== DIRECTIONS FOR THIS TASK ==
Locate every line in the material below that has the word "JSON". Copy each of those lines.

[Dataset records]
● ● ●

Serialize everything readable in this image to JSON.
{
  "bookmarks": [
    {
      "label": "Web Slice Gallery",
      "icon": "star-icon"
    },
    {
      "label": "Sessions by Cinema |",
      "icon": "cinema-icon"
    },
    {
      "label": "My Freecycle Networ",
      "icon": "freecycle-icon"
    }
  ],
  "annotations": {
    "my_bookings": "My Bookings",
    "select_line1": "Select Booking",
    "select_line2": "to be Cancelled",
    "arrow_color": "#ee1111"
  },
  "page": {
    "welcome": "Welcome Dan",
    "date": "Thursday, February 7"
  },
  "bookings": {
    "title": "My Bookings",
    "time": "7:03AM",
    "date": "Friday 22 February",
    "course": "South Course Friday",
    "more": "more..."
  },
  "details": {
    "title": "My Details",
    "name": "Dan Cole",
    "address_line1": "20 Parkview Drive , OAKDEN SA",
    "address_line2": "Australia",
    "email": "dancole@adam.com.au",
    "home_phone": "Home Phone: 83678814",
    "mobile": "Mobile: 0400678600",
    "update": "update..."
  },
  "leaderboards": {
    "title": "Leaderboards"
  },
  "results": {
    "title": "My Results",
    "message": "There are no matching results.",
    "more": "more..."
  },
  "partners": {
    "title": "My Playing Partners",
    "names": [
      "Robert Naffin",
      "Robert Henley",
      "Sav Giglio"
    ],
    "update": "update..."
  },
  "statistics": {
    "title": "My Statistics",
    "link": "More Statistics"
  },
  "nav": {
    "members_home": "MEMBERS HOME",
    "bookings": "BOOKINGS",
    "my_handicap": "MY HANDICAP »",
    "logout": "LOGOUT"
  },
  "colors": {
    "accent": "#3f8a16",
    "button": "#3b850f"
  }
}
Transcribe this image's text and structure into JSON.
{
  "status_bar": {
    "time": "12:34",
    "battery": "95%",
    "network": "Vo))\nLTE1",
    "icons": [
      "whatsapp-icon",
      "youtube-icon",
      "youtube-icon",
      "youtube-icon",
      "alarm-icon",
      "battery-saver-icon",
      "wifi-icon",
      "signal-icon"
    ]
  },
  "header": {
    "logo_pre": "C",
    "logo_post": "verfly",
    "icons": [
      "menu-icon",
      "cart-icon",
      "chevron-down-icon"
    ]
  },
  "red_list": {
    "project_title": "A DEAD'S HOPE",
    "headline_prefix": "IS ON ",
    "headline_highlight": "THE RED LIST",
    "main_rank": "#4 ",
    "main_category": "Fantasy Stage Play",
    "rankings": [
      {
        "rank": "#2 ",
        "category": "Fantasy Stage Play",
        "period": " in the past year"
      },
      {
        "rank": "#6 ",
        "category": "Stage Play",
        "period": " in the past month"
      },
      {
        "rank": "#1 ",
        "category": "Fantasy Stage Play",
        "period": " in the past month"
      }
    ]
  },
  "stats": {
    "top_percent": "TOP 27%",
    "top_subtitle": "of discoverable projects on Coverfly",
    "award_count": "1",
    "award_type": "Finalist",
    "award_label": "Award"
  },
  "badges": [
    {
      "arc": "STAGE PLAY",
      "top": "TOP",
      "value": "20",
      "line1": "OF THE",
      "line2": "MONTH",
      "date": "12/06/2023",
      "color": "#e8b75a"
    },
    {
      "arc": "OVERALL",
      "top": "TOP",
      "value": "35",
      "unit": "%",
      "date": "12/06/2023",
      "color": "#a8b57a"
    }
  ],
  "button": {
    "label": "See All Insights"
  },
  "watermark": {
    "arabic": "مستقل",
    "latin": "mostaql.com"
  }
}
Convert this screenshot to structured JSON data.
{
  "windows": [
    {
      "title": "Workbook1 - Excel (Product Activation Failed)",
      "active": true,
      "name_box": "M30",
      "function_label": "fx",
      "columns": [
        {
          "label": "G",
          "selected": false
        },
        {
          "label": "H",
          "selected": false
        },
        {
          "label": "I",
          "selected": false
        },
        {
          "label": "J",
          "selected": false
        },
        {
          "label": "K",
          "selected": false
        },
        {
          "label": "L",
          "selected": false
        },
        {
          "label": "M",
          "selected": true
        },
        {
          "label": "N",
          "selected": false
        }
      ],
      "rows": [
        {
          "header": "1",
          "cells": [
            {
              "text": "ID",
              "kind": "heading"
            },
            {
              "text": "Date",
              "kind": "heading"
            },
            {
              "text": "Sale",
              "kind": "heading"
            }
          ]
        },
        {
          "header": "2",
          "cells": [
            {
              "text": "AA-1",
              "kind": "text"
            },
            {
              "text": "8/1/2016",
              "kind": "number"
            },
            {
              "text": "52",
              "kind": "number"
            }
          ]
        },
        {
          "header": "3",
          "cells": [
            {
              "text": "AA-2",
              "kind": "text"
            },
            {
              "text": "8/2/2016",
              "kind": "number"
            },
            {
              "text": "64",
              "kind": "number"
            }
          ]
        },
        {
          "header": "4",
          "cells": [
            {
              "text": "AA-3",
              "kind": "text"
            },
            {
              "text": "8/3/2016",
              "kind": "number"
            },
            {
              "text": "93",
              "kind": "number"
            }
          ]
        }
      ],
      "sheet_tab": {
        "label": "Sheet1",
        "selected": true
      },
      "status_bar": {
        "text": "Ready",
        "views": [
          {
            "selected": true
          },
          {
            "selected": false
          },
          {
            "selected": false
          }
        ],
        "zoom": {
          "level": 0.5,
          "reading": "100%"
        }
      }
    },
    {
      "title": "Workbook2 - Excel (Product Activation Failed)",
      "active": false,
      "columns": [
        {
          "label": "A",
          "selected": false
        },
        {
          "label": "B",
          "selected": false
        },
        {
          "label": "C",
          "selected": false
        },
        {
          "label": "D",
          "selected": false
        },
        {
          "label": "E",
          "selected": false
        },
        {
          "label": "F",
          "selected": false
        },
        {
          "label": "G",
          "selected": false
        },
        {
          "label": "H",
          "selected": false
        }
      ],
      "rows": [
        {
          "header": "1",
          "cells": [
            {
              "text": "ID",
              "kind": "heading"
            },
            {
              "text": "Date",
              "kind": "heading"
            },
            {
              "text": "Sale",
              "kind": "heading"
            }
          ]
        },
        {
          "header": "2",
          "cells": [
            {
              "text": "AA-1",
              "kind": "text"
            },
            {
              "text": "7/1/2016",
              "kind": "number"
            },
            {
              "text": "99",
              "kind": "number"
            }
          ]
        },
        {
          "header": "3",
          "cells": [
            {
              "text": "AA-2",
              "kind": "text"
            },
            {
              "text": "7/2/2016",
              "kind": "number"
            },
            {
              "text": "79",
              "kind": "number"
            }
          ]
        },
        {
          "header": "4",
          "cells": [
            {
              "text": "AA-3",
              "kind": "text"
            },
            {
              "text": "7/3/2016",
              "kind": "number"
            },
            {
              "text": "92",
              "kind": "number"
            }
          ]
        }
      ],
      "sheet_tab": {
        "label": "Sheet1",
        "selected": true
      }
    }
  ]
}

● ● ●

== CORRECT RESULT ==
Serialize everything readable in this image to JSON.
Transcribe this image's text and structure into JSON.
Convert this screenshot to structured JSON data.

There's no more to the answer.